■ What this task involves: The records should be repeated word for word, pictures excluded.
───── Material for the task ─────
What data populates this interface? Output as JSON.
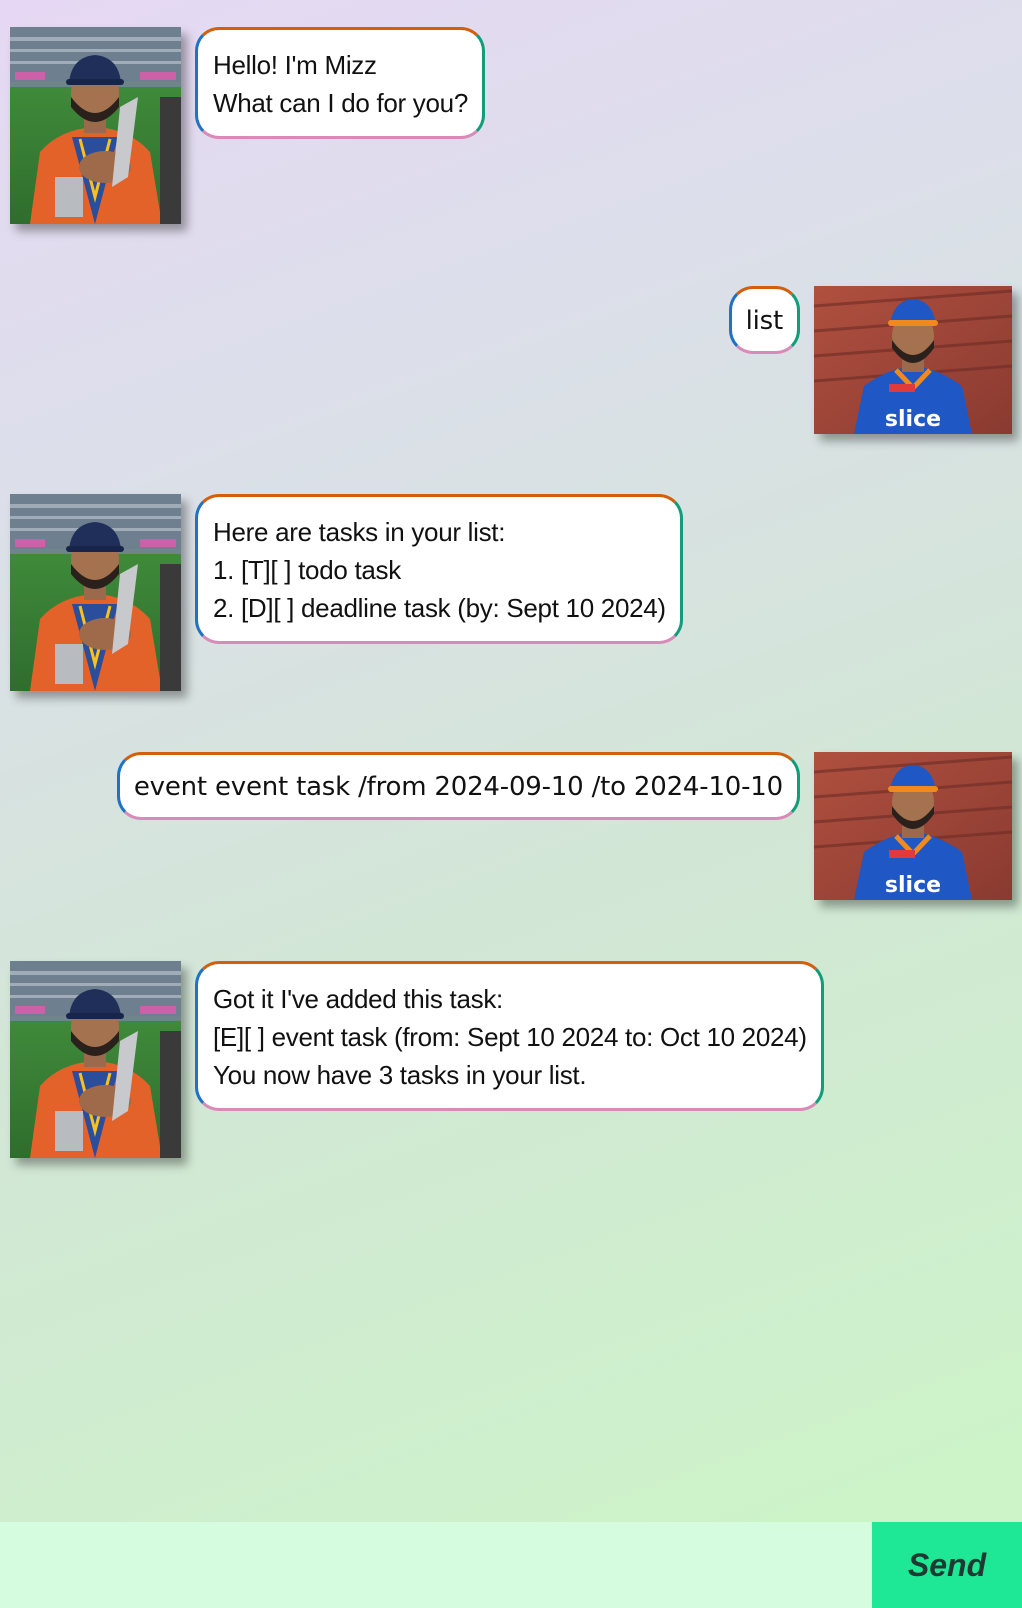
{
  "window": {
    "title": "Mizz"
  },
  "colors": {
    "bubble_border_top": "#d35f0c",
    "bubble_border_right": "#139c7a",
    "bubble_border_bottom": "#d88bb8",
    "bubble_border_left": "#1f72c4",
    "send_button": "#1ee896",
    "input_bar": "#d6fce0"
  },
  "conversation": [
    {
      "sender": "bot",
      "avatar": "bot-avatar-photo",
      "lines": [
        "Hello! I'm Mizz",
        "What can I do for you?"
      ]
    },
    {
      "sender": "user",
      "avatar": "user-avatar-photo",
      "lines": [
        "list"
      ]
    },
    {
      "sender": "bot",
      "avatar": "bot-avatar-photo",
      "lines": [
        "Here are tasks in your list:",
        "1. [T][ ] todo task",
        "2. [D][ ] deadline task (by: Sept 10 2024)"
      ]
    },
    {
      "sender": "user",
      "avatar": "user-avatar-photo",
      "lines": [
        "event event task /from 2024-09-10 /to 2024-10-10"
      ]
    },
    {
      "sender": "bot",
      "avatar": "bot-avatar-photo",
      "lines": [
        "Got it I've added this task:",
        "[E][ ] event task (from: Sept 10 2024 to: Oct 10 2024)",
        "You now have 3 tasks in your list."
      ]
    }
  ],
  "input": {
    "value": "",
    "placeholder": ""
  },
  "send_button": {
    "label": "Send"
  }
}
─────
■ Correct response:
What data populates this interface? Output as JSON.
{
  "window": {
    "title": "Mizz"
  },
  "colors": {
    "bubble_border_top": "#d35f0c",
    "bubble_border_right": "#139c7a",
    "bubble_border_bottom": "#d88bb8",
    "bubble_border_left": "#1f72c4",
    "send_button": "#1ee896",
    "input_bar": "#d6fce0"
  },
  "conversation": [
    {
      "sender": "bot",
      "avatar": "bot-avatar-photo",
      "lines": [
        "Hello! I'm Mizz",
        "What can I do for you?"
      ]
    },
    {
      "sender": "user",
      "avatar": "user-avatar-photo",
      "lines": [
        "list"
      ]
    },
    {
      "sender": "bot",
      "avatar": "bot-avatar-photo",
      "lines": [
        "Here are tasks in your list:",
        "1. [T][ ] todo task",
        "2. [D][ ] deadline task (by: Sept 10 2024)"
      ]
    },
    {
      "sender": "user",
      "avatar": "user-avatar-photo",
      "lines": [
        "event event task /from 2024-09-10 /to 2024-10-10"
      ]
    },
    {
      "sender": "bot",
      "avatar": "bot-avatar-photo",
      "lines": [
        "Got it I've added this task:",
        "[E][ ] event task (from: Sept 10 2024 to: Oct 10 2024)",
        "You now have 3 tasks in your list."
      ]
    }
  ],
  "input": {
    "value": "",
    "placeholder": ""
  },
  "send_button": {
    "label": "Send"
  }
}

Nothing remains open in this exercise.